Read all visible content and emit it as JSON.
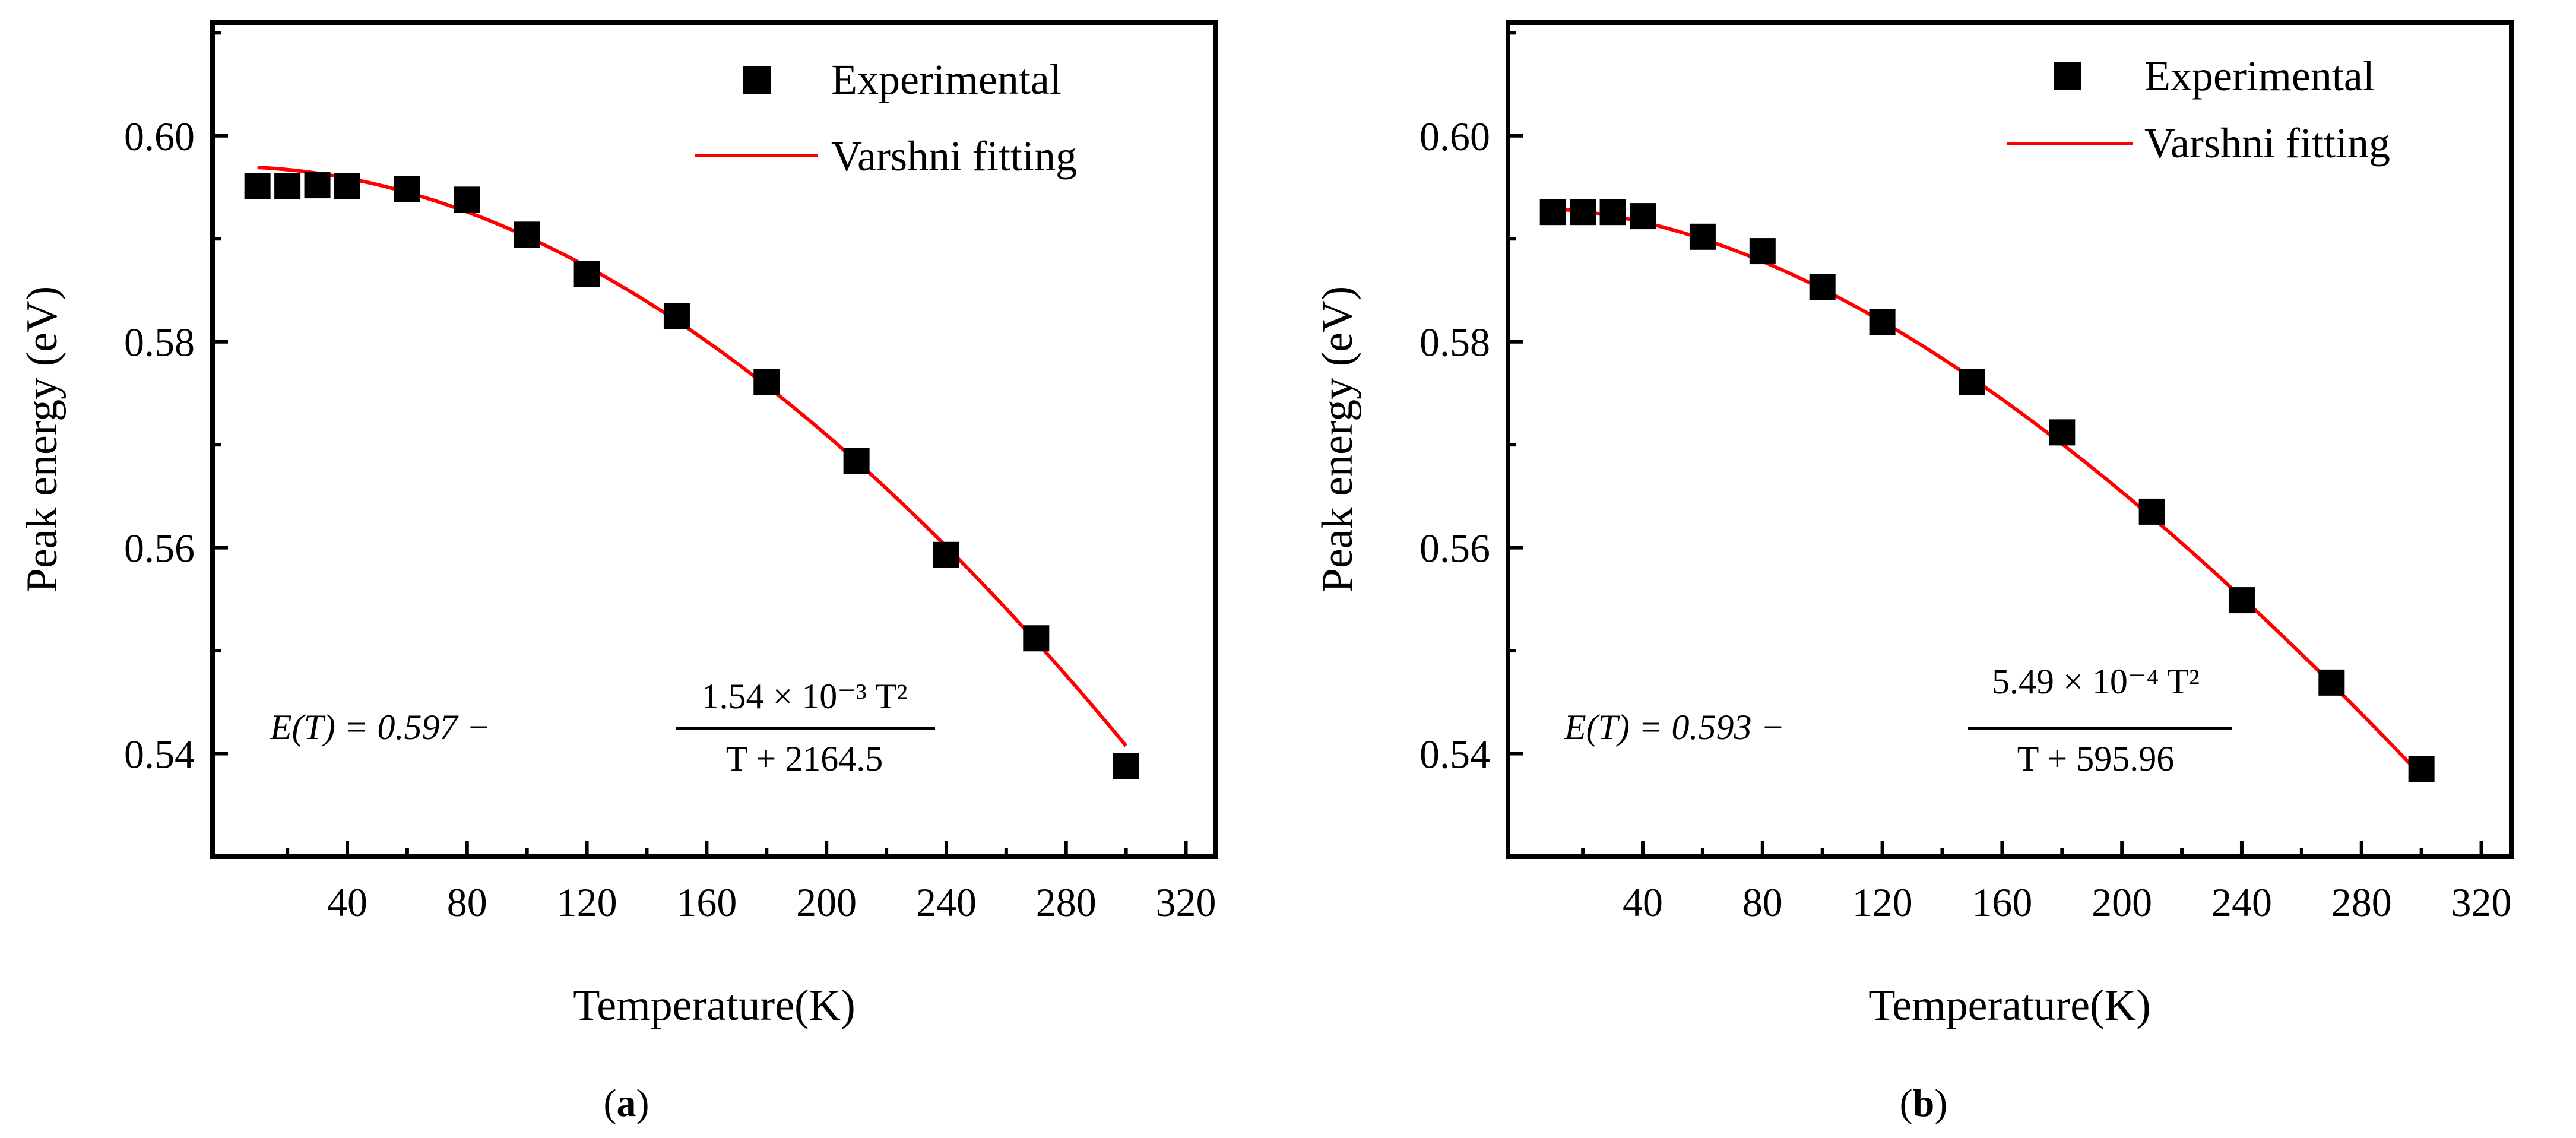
{
  "colors": {
    "fit": "#ff0000",
    "marker": "#000000",
    "axis": "#000000"
  },
  "chart_data": [
    {
      "type": "scatter",
      "panel": "a",
      "caption": "(a)",
      "caption_open": "(",
      "caption_letter": "a",
      "caption_close": ")",
      "xlabel": "Temperature(K)",
      "ylabel": "Peak energy (eV)",
      "xlim": [
        -5,
        330
      ],
      "ylim": [
        0.53,
        0.611
      ],
      "xticks": [
        40,
        80,
        120,
        160,
        200,
        240,
        280,
        320
      ],
      "xtick_labels": [
        "40",
        "80",
        "120",
        "160",
        "200",
        "240",
        "280",
        "320"
      ],
      "yticks": [
        0.54,
        0.56,
        0.58,
        0.6
      ],
      "ytick_labels": [
        "0.54",
        "0.56",
        "0.58",
        "0.60"
      ],
      "legend_placement": "top-right",
      "equation": {
        "lhs": "E(T) = 0.597 −",
        "numerator": "1.54 × 10⁻³ T²",
        "denominator": "T + 2164.5"
      },
      "series": [
        {
          "name": "Experimental",
          "kind": "scatter",
          "marker": "square",
          "x": [
            10,
            20,
            30,
            40,
            60,
            80,
            100,
            120,
            150,
            180,
            210,
            240,
            270,
            300
          ],
          "y": [
            0.5951,
            0.5951,
            0.5952,
            0.5951,
            0.5948,
            0.5938,
            0.5904,
            0.5866,
            0.5825,
            0.5761,
            0.5684,
            0.5593,
            0.5512,
            0.5388
          ]
        },
        {
          "name": "Varshni fitting",
          "kind": "line",
          "E0": 0.597,
          "alpha": 0.00154,
          "beta": 2164.5,
          "x_range": [
            10,
            300
          ]
        }
      ]
    },
    {
      "type": "scatter",
      "panel": "b",
      "caption": "(b)",
      "caption_open": "(",
      "caption_letter": "b",
      "caption_close": ")",
      "xlabel": "Temperature(K)",
      "ylabel": "Peak energy (eV)",
      "xlim": [
        -5,
        330
      ],
      "ylim": [
        0.53,
        0.611
      ],
      "xticks": [
        40,
        80,
        120,
        160,
        200,
        240,
        280,
        320
      ],
      "xtick_labels": [
        "40",
        "80",
        "120",
        "160",
        "200",
        "240",
        "280",
        "320"
      ],
      "yticks": [
        0.54,
        0.56,
        0.58,
        0.6
      ],
      "ytick_labels": [
        "0.54",
        "0.56",
        "0.58",
        "0.60"
      ],
      "legend_placement": "top-right",
      "equation": {
        "lhs": "E(T) = 0.593 −",
        "numerator": "5.49 × 10⁻⁴ T²",
        "denominator": "T + 595.96"
      },
      "series": [
        {
          "name": "Experimental",
          "kind": "scatter",
          "marker": "square",
          "x": [
            10,
            20,
            30,
            40,
            60,
            80,
            100,
            120,
            150,
            180,
            210,
            240,
            270,
            300
          ],
          "y": [
            0.5926,
            0.5926,
            0.5926,
            0.5922,
            0.5902,
            0.5888,
            0.5853,
            0.5819,
            0.5761,
            0.5712,
            0.5635,
            0.5549,
            0.5469,
            0.5385
          ]
        },
        {
          "name": "Varshni fitting",
          "kind": "line",
          "E0": 0.593,
          "alpha": 0.000549,
          "beta": 595.96,
          "x_range": [
            10,
            300
          ]
        }
      ]
    }
  ]
}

================

_Set problem_: Give every record again exactly, apart from the pictures, which stay out.

_The response_:
Read all visible content and emit it as JSON.
{
  "colors": {
    "fit": "#ff0000",
    "marker": "#000000",
    "axis": "#000000"
  },
  "chart_data": [
    {
      "type": "scatter",
      "panel": "a",
      "caption": "(a)",
      "caption_open": "(",
      "caption_letter": "a",
      "caption_close": ")",
      "xlabel": "Temperature(K)",
      "ylabel": "Peak energy (eV)",
      "xlim": [
        -5,
        330
      ],
      "ylim": [
        0.53,
        0.611
      ],
      "xticks": [
        40,
        80,
        120,
        160,
        200,
        240,
        280,
        320
      ],
      "xtick_labels": [
        "40",
        "80",
        "120",
        "160",
        "200",
        "240",
        "280",
        "320"
      ],
      "yticks": [
        0.54,
        0.56,
        0.58,
        0.6
      ],
      "ytick_labels": [
        "0.54",
        "0.56",
        "0.58",
        "0.60"
      ],
      "legend_placement": "top-right",
      "equation": {
        "lhs": "E(T) = 0.597 −",
        "numerator": "1.54 × 10⁻³ T²",
        "denominator": "T + 2164.5"
      },
      "series": [
        {
          "name": "Experimental",
          "kind": "scatter",
          "marker": "square",
          "x": [
            10,
            20,
            30,
            40,
            60,
            80,
            100,
            120,
            150,
            180,
            210,
            240,
            270,
            300
          ],
          "y": [
            0.5951,
            0.5951,
            0.5952,
            0.5951,
            0.5948,
            0.5938,
            0.5904,
            0.5866,
            0.5825,
            0.5761,
            0.5684,
            0.5593,
            0.5512,
            0.5388
          ]
        },
        {
          "name": "Varshni fitting",
          "kind": "line",
          "E0": 0.597,
          "alpha": 0.00154,
          "beta": 2164.5,
          "x_range": [
            10,
            300
          ]
        }
      ]
    },
    {
      "type": "scatter",
      "panel": "b",
      "caption": "(b)",
      "caption_open": "(",
      "caption_letter": "b",
      "caption_close": ")",
      "xlabel": "Temperature(K)",
      "ylabel": "Peak energy (eV)",
      "xlim": [
        -5,
        330
      ],
      "ylim": [
        0.53,
        0.611
      ],
      "xticks": [
        40,
        80,
        120,
        160,
        200,
        240,
        280,
        320
      ],
      "xtick_labels": [
        "40",
        "80",
        "120",
        "160",
        "200",
        "240",
        "280",
        "320"
      ],
      "yticks": [
        0.54,
        0.56,
        0.58,
        0.6
      ],
      "ytick_labels": [
        "0.54",
        "0.56",
        "0.58",
        "0.60"
      ],
      "legend_placement": "top-right",
      "equation": {
        "lhs": "E(T) = 0.593 −",
        "numerator": "5.49 × 10⁻⁴ T²",
        "denominator": "T + 595.96"
      },
      "series": [
        {
          "name": "Experimental",
          "kind": "scatter",
          "marker": "square",
          "x": [
            10,
            20,
            30,
            40,
            60,
            80,
            100,
            120,
            150,
            180,
            210,
            240,
            270,
            300
          ],
          "y": [
            0.5926,
            0.5926,
            0.5926,
            0.5922,
            0.5902,
            0.5888,
            0.5853,
            0.5819,
            0.5761,
            0.5712,
            0.5635,
            0.5549,
            0.5469,
            0.5385
          ]
        },
        {
          "name": "Varshni fitting",
          "kind": "line",
          "E0": 0.593,
          "alpha": 0.000549,
          "beta": 595.96,
          "x_range": [
            10,
            300
          ]
        }
      ]
    }
  ]
}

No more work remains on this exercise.